## Records

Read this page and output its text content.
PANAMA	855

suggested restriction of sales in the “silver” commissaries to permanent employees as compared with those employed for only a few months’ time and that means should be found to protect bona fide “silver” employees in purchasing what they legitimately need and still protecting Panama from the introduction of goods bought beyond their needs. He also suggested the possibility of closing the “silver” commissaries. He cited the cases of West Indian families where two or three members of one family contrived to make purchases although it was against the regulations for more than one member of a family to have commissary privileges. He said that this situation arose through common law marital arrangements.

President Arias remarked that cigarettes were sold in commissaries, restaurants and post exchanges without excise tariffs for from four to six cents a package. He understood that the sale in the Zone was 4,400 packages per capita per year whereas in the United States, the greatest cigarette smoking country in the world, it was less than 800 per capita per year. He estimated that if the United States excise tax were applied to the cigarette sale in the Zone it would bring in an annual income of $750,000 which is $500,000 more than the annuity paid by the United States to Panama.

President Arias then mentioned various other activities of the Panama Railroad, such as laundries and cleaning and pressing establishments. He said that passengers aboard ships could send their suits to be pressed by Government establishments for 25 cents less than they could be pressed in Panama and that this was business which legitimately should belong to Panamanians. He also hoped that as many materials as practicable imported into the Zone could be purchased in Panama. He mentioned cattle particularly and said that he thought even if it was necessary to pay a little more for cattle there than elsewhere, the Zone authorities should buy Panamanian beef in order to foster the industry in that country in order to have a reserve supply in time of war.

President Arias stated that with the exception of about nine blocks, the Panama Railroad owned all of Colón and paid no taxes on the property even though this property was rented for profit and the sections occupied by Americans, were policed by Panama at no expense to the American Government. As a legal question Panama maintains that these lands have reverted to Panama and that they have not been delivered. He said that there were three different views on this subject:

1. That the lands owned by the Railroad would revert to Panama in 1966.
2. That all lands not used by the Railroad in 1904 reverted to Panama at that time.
==
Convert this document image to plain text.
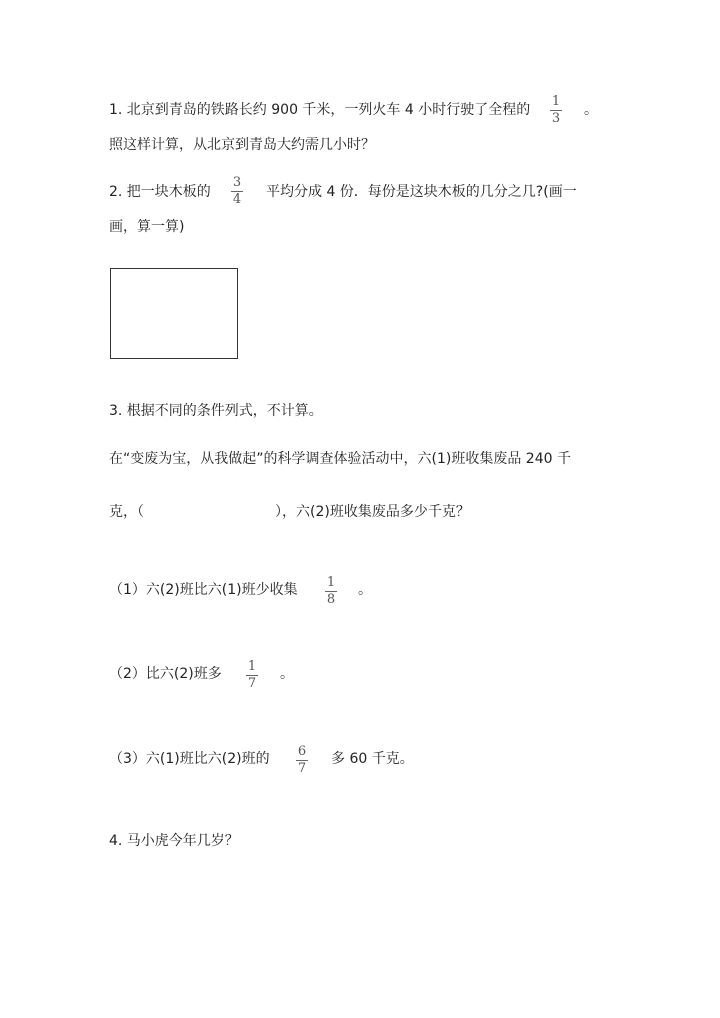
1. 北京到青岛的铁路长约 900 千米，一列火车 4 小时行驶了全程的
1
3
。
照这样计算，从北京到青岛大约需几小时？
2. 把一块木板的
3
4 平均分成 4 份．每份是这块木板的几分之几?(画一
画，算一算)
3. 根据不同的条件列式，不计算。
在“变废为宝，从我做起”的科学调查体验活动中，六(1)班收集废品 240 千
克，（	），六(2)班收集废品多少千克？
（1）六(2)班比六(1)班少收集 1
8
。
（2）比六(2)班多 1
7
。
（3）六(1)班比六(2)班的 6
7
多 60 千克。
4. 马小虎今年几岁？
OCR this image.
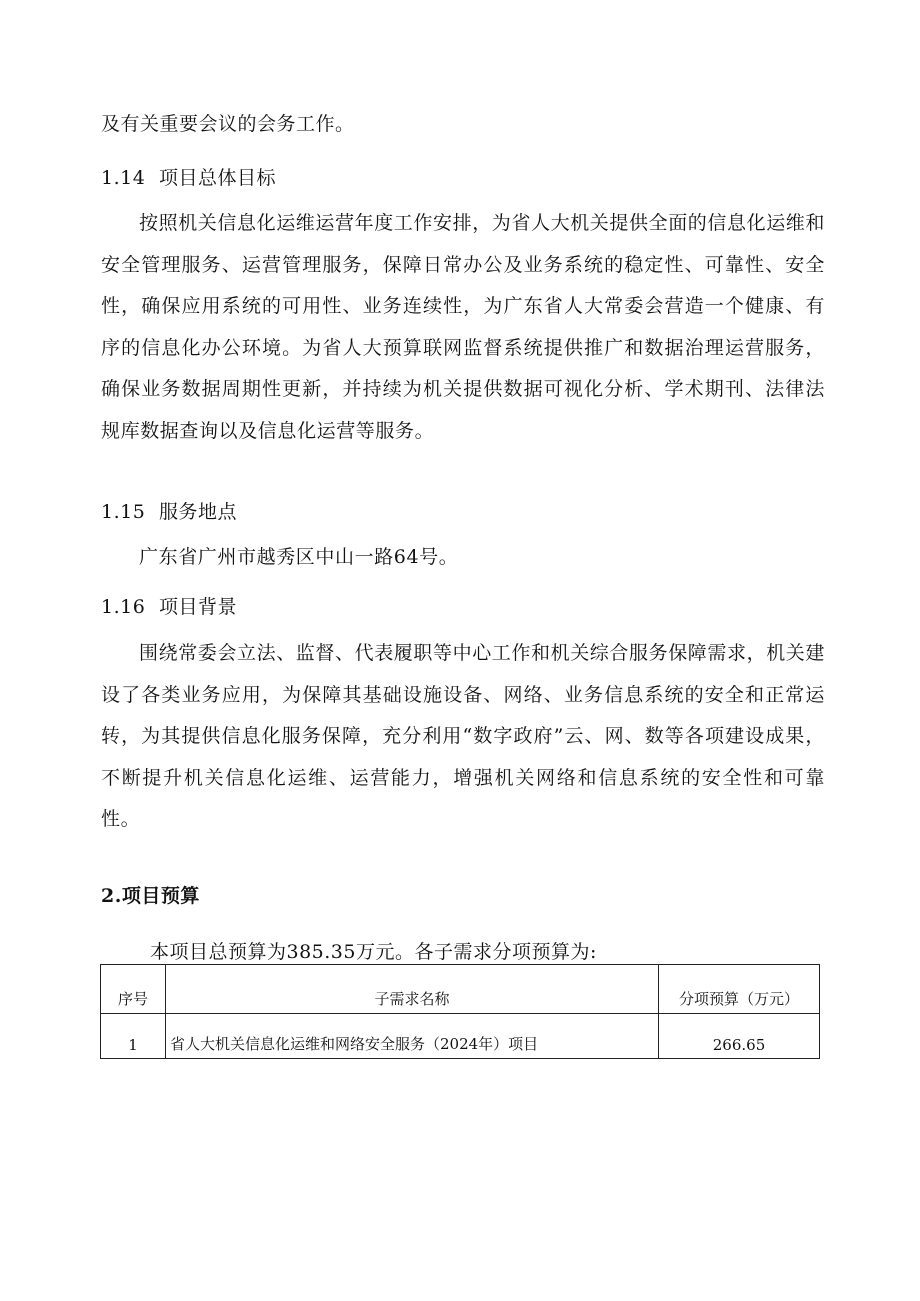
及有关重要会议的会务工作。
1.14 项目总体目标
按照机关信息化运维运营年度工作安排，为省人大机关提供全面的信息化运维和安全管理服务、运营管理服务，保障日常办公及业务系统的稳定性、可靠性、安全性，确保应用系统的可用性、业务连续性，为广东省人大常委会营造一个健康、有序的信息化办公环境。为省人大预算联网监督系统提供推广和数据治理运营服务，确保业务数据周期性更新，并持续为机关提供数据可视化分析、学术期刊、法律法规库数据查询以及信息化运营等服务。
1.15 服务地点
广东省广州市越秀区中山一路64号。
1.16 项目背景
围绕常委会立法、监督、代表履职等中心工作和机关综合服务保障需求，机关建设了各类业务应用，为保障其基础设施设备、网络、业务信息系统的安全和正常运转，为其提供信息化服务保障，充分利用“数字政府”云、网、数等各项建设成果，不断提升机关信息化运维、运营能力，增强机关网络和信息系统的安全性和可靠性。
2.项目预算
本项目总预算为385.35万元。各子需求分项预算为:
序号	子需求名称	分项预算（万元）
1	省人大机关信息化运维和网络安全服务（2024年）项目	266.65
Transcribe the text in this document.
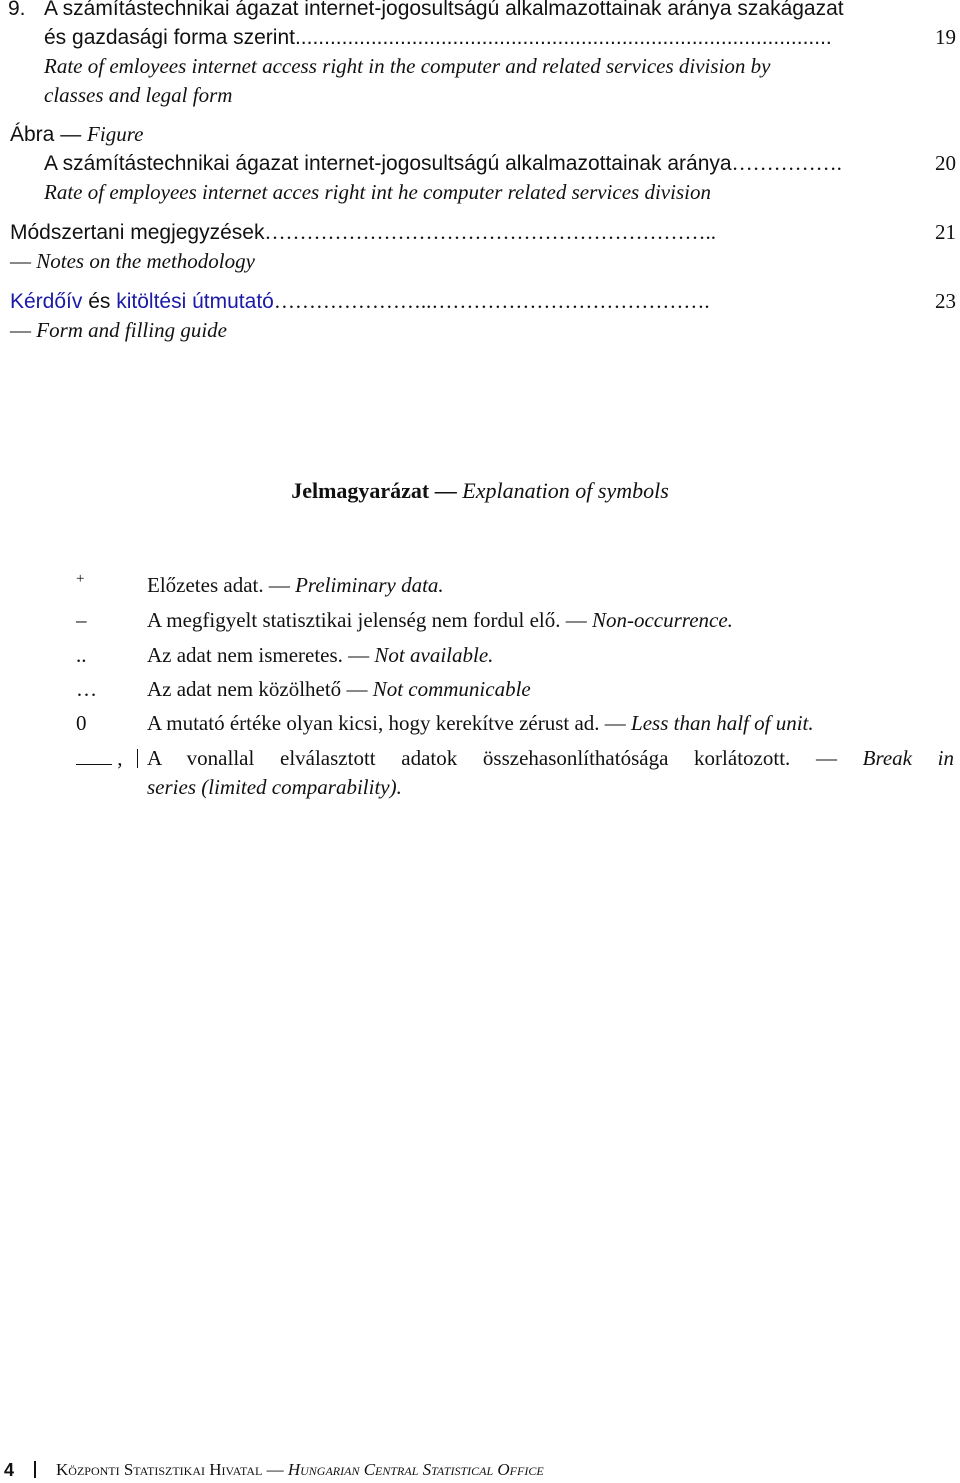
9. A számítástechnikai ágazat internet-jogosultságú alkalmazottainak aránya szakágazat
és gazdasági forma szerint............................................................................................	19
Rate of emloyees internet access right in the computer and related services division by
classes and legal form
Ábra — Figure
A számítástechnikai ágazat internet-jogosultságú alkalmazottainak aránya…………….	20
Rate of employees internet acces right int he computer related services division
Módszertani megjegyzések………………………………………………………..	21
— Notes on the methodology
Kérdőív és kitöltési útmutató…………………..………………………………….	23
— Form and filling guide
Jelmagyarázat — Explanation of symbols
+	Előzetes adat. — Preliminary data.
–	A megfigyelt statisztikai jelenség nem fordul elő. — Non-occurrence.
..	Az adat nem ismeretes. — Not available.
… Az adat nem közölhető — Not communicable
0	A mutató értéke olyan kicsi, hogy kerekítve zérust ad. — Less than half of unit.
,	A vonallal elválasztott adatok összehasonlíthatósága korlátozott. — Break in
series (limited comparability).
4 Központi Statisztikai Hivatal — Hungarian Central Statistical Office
* * *
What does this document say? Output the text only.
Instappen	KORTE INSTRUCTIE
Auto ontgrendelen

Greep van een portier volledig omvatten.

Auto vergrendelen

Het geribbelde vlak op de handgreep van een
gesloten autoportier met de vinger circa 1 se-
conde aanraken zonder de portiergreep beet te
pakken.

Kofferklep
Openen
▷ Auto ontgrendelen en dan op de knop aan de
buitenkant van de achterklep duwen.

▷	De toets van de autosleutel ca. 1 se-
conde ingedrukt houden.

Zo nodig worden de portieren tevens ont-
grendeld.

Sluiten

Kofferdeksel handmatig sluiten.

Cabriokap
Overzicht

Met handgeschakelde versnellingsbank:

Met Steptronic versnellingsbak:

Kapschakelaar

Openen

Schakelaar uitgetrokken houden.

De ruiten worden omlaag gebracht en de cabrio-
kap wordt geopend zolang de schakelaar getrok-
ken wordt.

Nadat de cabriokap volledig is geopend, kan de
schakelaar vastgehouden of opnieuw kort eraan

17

## PROBLEM STATEMENT
Each line in the entries above that includes the string "internet" should be extracted.

## FINISHED TASK
9. A számítástechnikai ágazat internet-jogosultságú alkalmazottainak aránya szakágazat
Rate of emloyees internet access right in the computer and related services division by
A számítástechnikai ágazat internet-jogosultságú alkalmazottainak aránya…………….	20
Rate of employees internet acces right int he computer related services division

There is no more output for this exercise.